### What this task involves
Wherever a line holds the word "text", copy that line out.

(Records from a data collection)
/---

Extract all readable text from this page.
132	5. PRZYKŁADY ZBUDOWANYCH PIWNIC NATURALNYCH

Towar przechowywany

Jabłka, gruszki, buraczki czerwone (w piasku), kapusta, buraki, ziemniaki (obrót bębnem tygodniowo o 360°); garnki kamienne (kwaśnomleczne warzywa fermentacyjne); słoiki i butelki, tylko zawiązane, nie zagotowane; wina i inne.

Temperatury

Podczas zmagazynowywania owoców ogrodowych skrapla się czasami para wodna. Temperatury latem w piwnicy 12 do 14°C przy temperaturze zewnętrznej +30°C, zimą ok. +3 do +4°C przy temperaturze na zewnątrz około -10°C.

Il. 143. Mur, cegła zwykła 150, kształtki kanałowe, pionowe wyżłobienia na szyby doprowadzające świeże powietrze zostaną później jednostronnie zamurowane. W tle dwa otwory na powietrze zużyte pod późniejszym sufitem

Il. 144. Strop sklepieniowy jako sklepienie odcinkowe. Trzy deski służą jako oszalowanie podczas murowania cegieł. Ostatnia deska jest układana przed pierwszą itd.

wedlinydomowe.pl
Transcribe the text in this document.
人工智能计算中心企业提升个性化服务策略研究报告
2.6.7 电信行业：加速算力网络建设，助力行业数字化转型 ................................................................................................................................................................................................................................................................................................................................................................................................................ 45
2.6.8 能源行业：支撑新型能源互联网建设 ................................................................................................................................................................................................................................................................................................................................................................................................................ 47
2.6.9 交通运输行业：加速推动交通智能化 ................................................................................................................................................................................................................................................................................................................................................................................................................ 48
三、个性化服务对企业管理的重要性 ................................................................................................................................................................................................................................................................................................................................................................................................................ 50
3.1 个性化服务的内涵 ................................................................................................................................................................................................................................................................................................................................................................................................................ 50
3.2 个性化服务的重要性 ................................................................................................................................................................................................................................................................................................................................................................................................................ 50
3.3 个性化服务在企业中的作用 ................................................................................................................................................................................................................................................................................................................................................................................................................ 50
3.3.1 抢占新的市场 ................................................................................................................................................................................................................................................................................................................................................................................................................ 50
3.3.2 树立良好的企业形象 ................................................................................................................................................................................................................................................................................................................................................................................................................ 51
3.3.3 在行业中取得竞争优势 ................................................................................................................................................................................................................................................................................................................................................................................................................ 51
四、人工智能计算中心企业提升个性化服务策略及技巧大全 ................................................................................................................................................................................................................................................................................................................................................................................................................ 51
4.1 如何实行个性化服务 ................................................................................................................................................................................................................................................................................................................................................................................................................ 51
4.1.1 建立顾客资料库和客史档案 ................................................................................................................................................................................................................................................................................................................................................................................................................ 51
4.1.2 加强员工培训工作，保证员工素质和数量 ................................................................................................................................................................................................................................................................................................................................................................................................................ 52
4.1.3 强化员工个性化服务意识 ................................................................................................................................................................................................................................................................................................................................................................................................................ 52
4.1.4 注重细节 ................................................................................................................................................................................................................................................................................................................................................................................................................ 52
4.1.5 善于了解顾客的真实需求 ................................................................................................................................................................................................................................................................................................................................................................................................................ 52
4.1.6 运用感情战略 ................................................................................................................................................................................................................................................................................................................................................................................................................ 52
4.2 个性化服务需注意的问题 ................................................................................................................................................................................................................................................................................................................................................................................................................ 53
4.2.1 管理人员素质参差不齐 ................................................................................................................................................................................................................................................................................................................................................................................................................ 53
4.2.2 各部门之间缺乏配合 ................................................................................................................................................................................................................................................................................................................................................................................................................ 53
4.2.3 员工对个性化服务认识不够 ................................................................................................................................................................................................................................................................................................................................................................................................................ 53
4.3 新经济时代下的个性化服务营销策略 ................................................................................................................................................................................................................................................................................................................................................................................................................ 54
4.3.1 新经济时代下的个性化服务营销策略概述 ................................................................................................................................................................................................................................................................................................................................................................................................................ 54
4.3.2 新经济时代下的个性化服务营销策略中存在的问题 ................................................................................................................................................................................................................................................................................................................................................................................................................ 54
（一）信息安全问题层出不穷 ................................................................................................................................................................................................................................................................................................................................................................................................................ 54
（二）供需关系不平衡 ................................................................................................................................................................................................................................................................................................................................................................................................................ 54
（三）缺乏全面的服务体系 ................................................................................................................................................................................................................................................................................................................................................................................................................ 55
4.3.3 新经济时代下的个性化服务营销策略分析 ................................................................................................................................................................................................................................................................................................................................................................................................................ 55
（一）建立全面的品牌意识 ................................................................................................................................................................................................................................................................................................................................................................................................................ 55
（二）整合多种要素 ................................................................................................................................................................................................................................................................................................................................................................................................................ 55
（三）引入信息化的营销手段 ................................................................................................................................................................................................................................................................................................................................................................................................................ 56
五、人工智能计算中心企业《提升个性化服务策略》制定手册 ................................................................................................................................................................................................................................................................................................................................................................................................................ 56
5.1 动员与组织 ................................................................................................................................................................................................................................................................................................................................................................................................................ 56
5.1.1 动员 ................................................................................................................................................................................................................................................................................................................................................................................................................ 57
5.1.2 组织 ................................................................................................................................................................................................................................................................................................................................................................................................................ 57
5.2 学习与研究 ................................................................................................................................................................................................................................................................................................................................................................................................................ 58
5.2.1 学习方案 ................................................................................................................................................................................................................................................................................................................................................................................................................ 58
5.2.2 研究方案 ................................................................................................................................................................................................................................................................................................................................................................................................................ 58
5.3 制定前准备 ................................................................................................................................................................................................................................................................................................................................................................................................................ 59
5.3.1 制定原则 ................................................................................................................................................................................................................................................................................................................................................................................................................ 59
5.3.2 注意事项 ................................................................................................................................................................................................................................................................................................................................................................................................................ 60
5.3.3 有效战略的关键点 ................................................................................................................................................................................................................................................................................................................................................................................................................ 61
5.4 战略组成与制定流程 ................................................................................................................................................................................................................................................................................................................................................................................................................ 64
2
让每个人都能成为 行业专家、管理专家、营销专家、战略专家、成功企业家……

\---

### Worked solution
Extract all readable text from this page.
Transcribe the text in this document.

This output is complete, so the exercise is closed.